:: RECORDS FOR THE EXERCISE ::

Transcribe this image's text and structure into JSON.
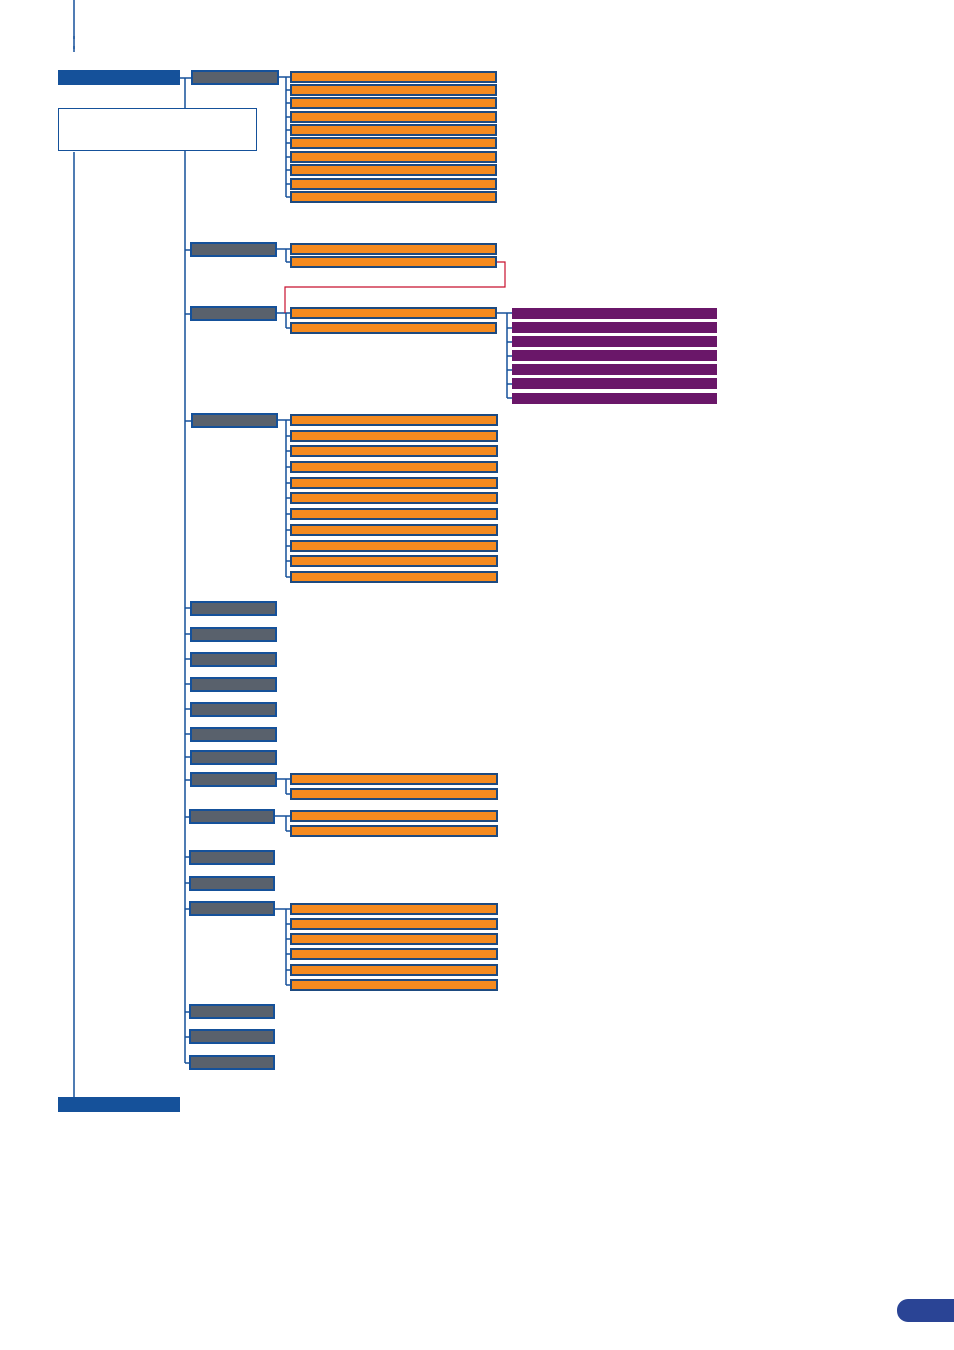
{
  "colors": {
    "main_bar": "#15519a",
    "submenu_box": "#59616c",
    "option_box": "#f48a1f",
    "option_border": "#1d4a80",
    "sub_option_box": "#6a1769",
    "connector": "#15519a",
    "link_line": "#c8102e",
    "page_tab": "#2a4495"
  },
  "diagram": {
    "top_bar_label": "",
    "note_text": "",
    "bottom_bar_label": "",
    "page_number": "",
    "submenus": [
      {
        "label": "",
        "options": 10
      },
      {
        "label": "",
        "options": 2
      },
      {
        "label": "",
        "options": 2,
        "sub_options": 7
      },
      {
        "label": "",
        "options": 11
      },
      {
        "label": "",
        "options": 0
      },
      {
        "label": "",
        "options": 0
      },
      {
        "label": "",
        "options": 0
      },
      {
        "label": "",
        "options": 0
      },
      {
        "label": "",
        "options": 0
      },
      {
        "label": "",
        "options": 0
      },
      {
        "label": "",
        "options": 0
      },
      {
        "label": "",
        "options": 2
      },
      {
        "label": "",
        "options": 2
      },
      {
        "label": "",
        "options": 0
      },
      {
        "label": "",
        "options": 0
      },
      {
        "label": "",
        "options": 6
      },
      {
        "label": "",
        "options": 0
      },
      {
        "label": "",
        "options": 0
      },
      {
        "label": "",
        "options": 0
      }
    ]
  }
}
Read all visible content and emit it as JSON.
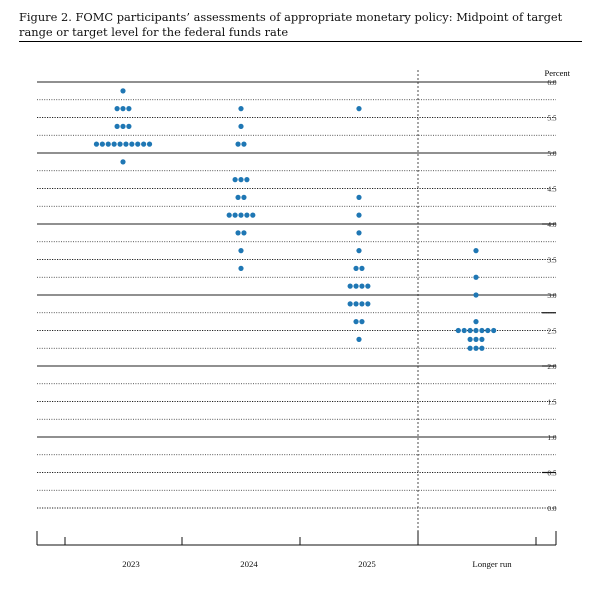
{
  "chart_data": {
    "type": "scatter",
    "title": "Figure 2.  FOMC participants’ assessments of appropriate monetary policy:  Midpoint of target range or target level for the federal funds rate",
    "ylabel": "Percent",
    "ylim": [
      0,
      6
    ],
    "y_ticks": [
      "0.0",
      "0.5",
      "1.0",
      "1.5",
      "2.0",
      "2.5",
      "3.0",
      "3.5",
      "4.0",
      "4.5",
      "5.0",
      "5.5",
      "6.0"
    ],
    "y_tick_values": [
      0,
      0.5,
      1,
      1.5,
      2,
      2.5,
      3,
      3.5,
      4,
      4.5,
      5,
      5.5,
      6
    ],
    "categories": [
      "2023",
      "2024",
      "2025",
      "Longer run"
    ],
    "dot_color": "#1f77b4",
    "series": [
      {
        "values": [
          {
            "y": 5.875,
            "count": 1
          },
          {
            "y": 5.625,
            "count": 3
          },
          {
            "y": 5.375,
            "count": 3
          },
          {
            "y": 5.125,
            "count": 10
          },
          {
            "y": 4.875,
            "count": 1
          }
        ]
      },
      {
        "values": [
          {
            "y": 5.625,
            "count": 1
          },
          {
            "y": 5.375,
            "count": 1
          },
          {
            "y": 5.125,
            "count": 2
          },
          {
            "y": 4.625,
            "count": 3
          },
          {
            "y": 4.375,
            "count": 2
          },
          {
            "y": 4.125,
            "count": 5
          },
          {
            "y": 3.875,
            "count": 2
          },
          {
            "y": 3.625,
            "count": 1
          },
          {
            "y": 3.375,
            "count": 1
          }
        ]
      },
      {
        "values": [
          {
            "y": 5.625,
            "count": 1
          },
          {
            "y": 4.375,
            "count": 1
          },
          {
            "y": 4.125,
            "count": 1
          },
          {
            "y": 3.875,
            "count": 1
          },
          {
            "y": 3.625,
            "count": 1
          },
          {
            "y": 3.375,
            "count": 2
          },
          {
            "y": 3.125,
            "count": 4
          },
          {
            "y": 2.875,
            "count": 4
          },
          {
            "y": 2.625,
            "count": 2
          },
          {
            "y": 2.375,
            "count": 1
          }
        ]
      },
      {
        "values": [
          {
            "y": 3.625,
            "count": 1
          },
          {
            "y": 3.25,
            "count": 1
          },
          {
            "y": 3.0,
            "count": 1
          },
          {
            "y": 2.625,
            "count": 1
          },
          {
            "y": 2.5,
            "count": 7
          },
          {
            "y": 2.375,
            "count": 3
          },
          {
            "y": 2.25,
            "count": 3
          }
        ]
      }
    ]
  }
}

:::

WHAT TO PRODUCE: Output the material word for word, omitting its pictures.

TASK OUTPUT:
Transcribe this image's text and structure into JSON.
{
  "colors": {
    "main_bar": "#15519a",
    "submenu_box": "#59616c",
    "option_box": "#f48a1f",
    "option_border": "#1d4a80",
    "sub_option_box": "#6a1769",
    "connector": "#15519a",
    "link_line": "#c8102e",
    "page_tab": "#2a4495"
  },
  "diagram": {
    "top_bar_label": "",
    "note_text": "",
    "bottom_bar_label": "",
    "page_number": "",
    "submenus": [
      {
        "label": "",
        "options": 10
      },
      {
        "label": "",
        "options": 2
      },
      {
        "label": "",
        "options": 2,
        "sub_options": 7
      },
      {
        "label": "",
        "options": 11
      },
      {
        "label": "",
        "options": 0
      },
      {
        "label": "",
        "options": 0
      },
      {
        "label": "",
        "options": 0
      },
      {
        "label": "",
        "options": 0
      },
      {
        "label": "",
        "options": 0
      },
      {
        "label": "",
        "options": 0
      },
      {
        "label": "",
        "options": 0
      },
      {
        "label": "",
        "options": 2
      },
      {
        "label": "",
        "options": 2
      },
      {
        "label": "",
        "options": 0
      },
      {
        "label": "",
        "options": 0
      },
      {
        "label": "",
        "options": 6
      },
      {
        "label": "",
        "options": 0
      },
      {
        "label": "",
        "options": 0
      },
      {
        "label": "",
        "options": 0
      }
    ]
  }
}
Read all visible content and emit it as JSON.
{
  "chart_data": {
    "type": "scatter",
    "title": "Figure 2.  FOMC participants’ assessments of appropriate monetary policy:  Midpoint of target range or target level for the federal funds rate",
    "ylabel": "Percent",
    "ylim": [
      0,
      6
    ],
    "y_ticks": [
      "0.0",
      "0.5",
      "1.0",
      "1.5",
      "2.0",
      "2.5",
      "3.0",
      "3.5",
      "4.0",
      "4.5",
      "5.0",
      "5.5",
      "6.0"
    ],
    "y_tick_values": [
      0,
      0.5,
      1,
      1.5,
      2,
      2.5,
      3,
      3.5,
      4,
      4.5,
      5,
      5.5,
      6
    ],
    "categories": [
      "2023",
      "2024",
      "2025",
      "Longer run"
    ],
    "dot_color": "#1f77b4",
    "series": [
      {
        "values": [
          {
            "y": 5.875,
            "count": 1
          },
          {
            "y": 5.625,
            "count": 3
          },
          {
            "y": 5.375,
            "count": 3
          },
          {
            "y": 5.125,
            "count": 10
          },
          {
            "y": 4.875,
            "count": 1
          }
        ]
      },
      {
        "values": [
          {
            "y": 5.625,
            "count": 1
          },
          {
            "y": 5.375,
            "count": 1
          },
          {
            "y": 5.125,
            "count": 2
          },
          {
            "y": 4.625,
            "count": 3
          },
          {
            "y": 4.375,
            "count": 2
          },
          {
            "y": 4.125,
            "count": 5
          },
          {
            "y": 3.875,
            "count": 2
          },
          {
            "y": 3.625,
            "count": 1
          },
          {
            "y": 3.375,
            "count": 1
          }
        ]
      },
      {
        "values": [
          {
            "y": 5.625,
            "count": 1
          },
          {
            "y": 4.375,
            "count": 1
          },
          {
            "y": 4.125,
            "count": 1
          },
          {
            "y": 3.875,
            "count": 1
          },
          {
            "y": 3.625,
            "count": 1
          },
          {
            "y": 3.375,
            "count": 2
          },
          {
            "y": 3.125,
            "count": 4
          },
          {
            "y": 2.875,
            "count": 4
          },
          {
            "y": 2.625,
            "count": 2
          },
          {
            "y": 2.375,
            "count": 1
          }
        ]
      },
      {
        "values": [
          {
            "y": 3.625,
            "count": 1
          },
          {
            "y": 3.25,
            "count": 1
          },
          {
            "y": 3.0,
            "count": 1
          },
          {
            "y": 2.625,
            "count": 1
          },
          {
            "y": 2.5,
            "count": 7
          },
          {
            "y": 2.375,
            "count": 3
          },
          {
            "y": 2.25,
            "count": 3
          }
        ]
      }
    ]
  }
}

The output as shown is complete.